Exercise instructions: State how many lines of the entries below hold the word "nOcean"; reply with nothing but the number.

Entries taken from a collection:
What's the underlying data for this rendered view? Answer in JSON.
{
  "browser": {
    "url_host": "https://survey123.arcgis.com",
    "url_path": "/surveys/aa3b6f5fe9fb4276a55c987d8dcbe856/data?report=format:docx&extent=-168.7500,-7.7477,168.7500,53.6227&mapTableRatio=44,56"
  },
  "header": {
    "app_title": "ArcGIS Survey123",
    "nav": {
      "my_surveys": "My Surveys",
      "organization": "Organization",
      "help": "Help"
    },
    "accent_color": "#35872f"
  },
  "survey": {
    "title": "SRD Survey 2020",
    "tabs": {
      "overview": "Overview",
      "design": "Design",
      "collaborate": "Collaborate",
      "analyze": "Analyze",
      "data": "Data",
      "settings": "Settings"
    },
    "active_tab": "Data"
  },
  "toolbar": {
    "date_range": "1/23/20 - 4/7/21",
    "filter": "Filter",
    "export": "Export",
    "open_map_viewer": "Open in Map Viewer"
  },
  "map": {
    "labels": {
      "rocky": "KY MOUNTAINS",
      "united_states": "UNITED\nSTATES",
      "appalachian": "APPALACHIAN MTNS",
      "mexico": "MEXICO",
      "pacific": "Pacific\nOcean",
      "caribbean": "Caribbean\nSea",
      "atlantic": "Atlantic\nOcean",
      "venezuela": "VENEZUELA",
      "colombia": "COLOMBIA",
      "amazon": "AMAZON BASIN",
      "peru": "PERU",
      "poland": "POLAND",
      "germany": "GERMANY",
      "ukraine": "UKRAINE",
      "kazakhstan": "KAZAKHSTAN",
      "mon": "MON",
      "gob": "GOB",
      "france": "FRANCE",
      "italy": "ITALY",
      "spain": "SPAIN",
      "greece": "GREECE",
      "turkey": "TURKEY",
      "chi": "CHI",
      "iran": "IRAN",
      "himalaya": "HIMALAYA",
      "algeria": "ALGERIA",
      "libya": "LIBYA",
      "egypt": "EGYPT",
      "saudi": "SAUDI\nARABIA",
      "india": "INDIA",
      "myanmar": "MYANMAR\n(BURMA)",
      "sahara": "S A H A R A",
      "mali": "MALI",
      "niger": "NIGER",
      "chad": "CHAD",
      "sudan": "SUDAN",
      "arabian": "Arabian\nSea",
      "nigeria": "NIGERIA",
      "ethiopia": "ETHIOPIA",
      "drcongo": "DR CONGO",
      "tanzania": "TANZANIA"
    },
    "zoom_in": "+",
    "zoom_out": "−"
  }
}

Written answer: 2